In the material below, identify each line bearing the word "Queen". Reproduce those lines.

MATERIAL:
Begin

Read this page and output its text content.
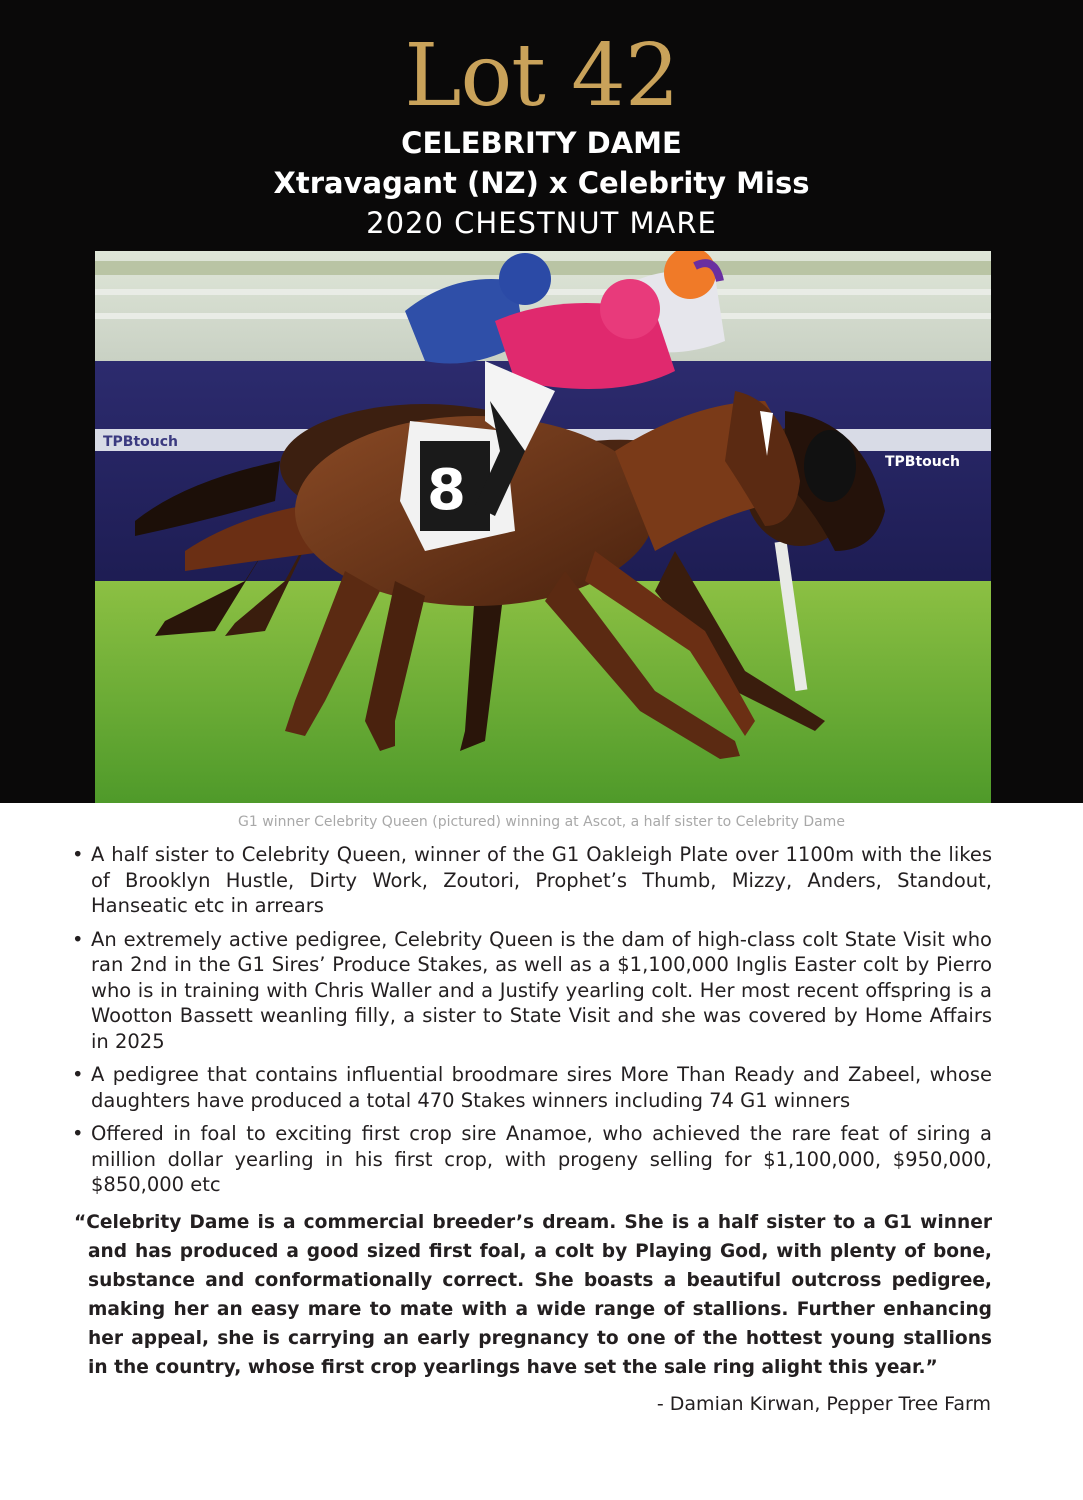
Lot 42
CELEBRITY DAME
Xtravagant (NZ) x Celebrity Miss
2020 CHESTNUT MARE
TPBtouch
TPBtouch
8
G1 winner Celebrity Queen (pictured) winning at Ascot, a half sister to Celebrity Dame
• A half sister to Celebrity Queen, winner of the G1 Oakleigh Plate over 1100m with the likes of Brooklyn Hustle, Dirty Work, Zoutori, Prophet’s Thumb, Mizzy, Anders, Standout, Hanseatic etc in arrears
• An extremely active pedigree, Celebrity Queen is the dam of high-class colt State Visit who ran 2nd in the G1 Sires’ Produce Stakes, as well as a $1,100,000 Inglis Easter colt by Pierro who is in training with Chris Waller and a Justify yearling colt. Her most recent offspring is a Wootton Bassett weanling filly, a sister to State Visit and she was covered by Home Affairs in 2025
• A pedigree that contains influential broodmare sires More Than Ready and Zabeel, whose daughters have produced a total 470 Stakes winners including 74 G1 winners
• Offered in foal to exciting first crop sire Anamoe, who achieved the rare feat of siring a million dollar yearling in his first crop, with progeny selling for $1,100,000, $950,000, $850,000 etc
“Celebrity Dame is a commercial breeder’s dream. She is a half sister to a G1 winner and has produced a good sized first foal, a colt by Playing God, with plenty of bone, substance and conformationally correct. She boasts a beautiful outcross pedigree, making her an easy mare to mate with a wide range of stallions. Further enhancing her appeal, she is carrying an early pregnancy to one of the hottest young stallions in the country, whose first crop yearlings have set the sale ring alight this year.”
- Damian Kirwan, Pepper Tree Farm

End

SOLUTION TO THIS TASK:
G1 winner Celebrity Queen (pictured) winning at Ascot, a half sister to Celebrity Dame
• A half sister to Celebrity Queen, winner of the G1 Oakleigh Plate over 1100m with the likes of Brooklyn Hustle, Dirty Work, Zoutori, Prophet’s Thumb, Mizzy, Anders, Standout, Hanseatic etc in arrears
• An extremely active pedigree, Celebrity Queen is the dam of high-class colt State Visit who ran 2nd in the G1 Sires’ Produce Stakes, as well as a $1,100,000 Inglis Easter colt by Pierro who is in training with Chris Waller and a Justify yearling colt. Her most recent offspring is a Wootton Bassett weanling filly, a sister to State Visit and she was covered by Home Affairs in 2025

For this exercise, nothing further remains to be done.